→ **Source data**:
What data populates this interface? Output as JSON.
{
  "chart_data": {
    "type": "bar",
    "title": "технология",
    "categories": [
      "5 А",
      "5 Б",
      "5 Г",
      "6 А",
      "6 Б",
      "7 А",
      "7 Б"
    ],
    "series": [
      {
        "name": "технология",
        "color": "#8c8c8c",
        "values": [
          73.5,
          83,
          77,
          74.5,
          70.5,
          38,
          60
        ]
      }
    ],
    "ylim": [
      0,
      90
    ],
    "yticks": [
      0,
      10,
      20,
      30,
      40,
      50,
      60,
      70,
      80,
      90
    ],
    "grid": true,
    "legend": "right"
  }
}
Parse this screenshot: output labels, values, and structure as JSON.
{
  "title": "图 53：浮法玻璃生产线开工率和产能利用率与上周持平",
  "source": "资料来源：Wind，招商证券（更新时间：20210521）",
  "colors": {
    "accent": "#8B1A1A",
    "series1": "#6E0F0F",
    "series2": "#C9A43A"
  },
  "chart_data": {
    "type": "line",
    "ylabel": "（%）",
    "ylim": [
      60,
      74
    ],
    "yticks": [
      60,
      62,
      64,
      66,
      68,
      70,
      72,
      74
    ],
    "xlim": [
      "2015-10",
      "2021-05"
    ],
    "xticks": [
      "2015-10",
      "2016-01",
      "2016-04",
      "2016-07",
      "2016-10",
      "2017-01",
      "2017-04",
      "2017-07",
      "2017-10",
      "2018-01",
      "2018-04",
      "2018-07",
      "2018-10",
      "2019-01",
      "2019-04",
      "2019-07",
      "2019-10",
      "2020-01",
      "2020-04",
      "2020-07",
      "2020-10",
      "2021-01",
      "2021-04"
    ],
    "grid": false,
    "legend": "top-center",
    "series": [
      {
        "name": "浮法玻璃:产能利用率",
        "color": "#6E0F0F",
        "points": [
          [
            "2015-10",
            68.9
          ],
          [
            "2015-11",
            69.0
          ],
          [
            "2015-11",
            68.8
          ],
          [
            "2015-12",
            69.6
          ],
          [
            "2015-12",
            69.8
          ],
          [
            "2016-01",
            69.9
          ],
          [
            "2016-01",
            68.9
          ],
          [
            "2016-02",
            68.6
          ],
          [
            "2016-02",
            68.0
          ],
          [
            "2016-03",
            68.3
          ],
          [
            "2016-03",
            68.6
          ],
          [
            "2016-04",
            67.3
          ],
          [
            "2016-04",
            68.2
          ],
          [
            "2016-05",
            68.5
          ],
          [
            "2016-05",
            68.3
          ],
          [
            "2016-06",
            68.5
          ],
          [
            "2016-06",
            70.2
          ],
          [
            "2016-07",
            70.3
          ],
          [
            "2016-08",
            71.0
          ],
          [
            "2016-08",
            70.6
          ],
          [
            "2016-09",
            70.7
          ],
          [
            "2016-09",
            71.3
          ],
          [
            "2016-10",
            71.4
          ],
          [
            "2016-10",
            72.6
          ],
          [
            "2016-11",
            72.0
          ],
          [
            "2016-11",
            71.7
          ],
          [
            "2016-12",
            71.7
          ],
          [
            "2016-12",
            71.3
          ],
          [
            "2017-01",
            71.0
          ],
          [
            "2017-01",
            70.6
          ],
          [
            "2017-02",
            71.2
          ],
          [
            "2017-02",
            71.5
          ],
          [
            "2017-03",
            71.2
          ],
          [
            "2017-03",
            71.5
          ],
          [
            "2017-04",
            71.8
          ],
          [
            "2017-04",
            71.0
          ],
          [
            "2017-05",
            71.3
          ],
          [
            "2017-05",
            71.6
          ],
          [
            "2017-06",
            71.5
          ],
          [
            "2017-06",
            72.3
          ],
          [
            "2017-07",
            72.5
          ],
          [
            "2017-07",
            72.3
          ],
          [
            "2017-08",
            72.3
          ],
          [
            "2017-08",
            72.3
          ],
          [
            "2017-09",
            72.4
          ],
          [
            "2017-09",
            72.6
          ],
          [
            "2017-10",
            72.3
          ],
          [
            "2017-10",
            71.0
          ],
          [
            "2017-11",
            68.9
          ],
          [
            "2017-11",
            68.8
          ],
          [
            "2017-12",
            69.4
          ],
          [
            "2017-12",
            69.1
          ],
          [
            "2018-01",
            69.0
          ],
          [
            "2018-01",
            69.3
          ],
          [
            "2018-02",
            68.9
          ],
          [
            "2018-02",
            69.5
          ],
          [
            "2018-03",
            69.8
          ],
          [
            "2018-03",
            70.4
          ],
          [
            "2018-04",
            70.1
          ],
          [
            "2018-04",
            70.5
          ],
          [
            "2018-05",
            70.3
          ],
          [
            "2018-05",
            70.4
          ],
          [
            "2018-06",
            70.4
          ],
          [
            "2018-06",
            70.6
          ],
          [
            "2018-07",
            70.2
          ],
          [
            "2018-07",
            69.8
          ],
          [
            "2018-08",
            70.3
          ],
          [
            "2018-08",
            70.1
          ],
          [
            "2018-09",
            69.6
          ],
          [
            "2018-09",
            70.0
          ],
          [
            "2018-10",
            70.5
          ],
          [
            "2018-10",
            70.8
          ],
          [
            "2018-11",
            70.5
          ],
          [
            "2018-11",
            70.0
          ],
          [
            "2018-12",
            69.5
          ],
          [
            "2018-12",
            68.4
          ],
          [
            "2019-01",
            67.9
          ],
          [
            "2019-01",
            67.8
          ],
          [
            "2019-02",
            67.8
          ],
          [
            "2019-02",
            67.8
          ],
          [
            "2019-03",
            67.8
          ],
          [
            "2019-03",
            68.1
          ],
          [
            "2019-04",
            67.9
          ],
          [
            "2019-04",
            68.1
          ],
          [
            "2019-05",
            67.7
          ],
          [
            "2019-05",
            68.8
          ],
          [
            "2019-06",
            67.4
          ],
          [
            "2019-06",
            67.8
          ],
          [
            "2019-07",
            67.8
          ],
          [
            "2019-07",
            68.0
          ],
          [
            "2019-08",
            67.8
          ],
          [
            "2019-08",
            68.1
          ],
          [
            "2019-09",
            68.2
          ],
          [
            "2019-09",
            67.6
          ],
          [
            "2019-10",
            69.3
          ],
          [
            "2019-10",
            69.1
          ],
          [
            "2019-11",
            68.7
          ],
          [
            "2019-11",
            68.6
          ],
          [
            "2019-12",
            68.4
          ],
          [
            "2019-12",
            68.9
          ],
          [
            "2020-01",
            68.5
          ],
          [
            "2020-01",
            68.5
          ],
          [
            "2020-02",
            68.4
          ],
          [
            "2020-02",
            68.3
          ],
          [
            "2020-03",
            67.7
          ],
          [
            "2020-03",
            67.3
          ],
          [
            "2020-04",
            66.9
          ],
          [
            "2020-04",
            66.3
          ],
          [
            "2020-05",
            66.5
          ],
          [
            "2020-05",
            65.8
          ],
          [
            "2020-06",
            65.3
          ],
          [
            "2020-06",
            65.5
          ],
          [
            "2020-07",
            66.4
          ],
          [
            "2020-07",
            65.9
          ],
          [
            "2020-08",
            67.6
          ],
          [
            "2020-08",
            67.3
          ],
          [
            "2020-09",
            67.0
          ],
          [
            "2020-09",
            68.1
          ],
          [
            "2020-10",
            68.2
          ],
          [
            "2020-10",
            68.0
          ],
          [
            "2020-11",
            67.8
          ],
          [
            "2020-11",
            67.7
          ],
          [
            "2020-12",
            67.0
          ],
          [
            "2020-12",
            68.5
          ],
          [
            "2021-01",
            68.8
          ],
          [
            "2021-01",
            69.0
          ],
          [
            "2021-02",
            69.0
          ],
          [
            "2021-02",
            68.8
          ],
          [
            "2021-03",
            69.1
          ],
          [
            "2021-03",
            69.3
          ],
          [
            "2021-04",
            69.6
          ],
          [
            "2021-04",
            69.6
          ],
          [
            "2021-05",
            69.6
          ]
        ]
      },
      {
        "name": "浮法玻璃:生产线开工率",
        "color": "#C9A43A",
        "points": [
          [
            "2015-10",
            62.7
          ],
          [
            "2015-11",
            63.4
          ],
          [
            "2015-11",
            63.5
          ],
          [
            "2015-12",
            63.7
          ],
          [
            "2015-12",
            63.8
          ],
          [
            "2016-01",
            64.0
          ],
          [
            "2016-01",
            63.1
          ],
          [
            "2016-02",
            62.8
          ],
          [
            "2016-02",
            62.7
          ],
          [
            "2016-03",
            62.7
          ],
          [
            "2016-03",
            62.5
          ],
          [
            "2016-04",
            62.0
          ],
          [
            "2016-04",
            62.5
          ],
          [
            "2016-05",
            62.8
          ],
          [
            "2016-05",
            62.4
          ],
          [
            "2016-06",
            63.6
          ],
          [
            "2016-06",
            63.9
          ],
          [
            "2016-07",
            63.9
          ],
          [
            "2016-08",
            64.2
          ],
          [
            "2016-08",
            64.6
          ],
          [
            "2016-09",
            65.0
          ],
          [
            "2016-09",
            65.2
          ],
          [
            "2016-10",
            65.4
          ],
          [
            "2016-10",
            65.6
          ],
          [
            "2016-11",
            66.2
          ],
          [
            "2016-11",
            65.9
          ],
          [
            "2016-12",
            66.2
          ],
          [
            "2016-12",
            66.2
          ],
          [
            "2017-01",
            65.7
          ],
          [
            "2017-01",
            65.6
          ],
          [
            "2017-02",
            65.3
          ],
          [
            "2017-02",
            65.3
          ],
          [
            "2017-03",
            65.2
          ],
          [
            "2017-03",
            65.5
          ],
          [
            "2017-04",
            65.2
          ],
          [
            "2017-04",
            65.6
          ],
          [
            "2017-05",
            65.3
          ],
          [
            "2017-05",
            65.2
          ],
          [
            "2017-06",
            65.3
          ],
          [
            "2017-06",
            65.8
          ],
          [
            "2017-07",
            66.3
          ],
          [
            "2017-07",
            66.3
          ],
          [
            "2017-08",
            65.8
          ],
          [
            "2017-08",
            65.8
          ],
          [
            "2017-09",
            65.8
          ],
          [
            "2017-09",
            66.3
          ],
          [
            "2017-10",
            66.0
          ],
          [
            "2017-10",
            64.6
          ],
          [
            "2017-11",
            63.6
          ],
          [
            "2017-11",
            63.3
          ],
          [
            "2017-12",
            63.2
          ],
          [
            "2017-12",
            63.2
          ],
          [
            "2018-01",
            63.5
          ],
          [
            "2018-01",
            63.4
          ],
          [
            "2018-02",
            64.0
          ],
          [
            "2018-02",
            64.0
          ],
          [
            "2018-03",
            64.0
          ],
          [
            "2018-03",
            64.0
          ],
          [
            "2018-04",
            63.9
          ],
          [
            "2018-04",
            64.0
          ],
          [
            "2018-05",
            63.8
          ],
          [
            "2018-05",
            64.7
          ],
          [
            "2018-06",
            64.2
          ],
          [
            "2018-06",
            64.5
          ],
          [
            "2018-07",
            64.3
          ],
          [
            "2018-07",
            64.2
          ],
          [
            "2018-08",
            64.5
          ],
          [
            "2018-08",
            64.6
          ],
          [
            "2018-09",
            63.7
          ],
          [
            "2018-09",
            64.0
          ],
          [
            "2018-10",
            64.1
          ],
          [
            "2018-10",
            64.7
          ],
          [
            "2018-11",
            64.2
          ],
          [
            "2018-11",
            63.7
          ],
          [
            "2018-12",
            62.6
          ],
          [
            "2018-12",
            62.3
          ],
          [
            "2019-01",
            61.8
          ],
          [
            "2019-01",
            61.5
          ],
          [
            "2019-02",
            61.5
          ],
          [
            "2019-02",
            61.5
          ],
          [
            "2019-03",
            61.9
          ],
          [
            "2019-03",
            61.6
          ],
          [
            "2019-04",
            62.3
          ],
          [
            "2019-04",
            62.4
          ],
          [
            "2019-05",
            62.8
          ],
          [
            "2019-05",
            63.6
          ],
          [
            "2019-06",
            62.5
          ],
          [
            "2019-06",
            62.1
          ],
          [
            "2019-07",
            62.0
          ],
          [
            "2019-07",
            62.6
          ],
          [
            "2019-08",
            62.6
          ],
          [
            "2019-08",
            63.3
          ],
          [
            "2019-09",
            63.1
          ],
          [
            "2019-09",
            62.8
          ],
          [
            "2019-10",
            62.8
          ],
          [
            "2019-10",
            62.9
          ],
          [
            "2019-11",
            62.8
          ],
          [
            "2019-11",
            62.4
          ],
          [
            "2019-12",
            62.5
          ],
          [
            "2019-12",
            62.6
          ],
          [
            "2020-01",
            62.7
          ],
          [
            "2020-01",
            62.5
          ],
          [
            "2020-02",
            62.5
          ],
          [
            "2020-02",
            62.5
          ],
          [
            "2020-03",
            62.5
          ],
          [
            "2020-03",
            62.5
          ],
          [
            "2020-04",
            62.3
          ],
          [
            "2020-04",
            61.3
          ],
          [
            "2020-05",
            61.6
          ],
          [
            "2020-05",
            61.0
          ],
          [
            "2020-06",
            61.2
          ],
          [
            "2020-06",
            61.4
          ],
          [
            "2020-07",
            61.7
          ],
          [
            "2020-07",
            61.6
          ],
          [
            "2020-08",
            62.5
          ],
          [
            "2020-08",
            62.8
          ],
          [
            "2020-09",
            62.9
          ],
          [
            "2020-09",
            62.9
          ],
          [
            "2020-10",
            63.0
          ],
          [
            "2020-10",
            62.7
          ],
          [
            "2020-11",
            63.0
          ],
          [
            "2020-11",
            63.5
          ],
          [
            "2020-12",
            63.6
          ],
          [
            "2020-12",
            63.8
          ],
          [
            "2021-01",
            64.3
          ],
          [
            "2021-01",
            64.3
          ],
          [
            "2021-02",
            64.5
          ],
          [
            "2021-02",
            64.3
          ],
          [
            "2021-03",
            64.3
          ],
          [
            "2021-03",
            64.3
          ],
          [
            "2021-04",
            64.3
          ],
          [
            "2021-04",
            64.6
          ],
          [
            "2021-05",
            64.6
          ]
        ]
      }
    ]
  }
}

==

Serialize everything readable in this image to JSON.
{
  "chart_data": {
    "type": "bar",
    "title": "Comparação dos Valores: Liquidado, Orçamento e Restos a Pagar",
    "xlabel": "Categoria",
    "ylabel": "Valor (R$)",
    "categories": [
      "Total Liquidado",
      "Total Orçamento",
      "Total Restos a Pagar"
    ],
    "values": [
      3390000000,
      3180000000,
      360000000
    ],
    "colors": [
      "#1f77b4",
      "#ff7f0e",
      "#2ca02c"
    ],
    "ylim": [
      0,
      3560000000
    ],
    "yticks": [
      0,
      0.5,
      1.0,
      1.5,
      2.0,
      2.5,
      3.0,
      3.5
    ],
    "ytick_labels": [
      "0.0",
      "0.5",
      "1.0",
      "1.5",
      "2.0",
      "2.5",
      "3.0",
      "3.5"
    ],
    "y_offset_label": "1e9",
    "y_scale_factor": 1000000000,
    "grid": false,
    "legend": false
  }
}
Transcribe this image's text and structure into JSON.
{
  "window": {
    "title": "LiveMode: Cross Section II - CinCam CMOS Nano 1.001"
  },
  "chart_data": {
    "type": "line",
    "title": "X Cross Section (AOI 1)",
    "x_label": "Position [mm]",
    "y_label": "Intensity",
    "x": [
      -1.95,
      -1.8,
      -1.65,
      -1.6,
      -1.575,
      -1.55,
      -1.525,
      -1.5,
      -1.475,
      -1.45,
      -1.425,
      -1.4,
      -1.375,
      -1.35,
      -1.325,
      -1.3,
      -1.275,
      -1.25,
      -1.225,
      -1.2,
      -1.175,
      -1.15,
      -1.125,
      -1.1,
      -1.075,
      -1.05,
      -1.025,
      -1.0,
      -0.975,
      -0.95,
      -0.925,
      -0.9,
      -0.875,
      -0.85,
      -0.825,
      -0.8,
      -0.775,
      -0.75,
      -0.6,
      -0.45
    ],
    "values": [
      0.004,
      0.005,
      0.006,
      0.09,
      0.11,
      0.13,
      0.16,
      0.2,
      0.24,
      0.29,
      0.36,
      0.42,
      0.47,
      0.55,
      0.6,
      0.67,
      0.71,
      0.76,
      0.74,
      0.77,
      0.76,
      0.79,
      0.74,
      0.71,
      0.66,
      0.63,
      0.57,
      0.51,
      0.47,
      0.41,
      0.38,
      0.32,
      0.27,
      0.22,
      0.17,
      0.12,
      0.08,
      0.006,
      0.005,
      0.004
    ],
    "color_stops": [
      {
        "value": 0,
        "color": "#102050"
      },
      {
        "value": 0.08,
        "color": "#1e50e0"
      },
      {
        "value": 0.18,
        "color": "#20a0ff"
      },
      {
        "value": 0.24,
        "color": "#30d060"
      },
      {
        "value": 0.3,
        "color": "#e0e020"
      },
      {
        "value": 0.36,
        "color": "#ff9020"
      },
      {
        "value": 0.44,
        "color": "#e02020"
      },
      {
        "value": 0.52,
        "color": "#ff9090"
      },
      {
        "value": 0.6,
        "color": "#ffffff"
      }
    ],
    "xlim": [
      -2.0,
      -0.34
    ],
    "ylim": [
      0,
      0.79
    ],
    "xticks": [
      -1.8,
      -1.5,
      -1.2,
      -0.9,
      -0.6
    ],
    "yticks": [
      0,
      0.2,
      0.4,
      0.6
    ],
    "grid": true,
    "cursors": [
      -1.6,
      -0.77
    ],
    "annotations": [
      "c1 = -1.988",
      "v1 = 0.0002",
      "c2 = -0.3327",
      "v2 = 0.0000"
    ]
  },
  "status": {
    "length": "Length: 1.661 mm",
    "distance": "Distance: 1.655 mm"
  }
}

→ **What the task asks**: Using the records above, select and copy every line that has the word "values".

→ **The reply**:
        "values": [
Parse this screenshot: output labels, values, and structure as JSON.
    "values": [
    "values": [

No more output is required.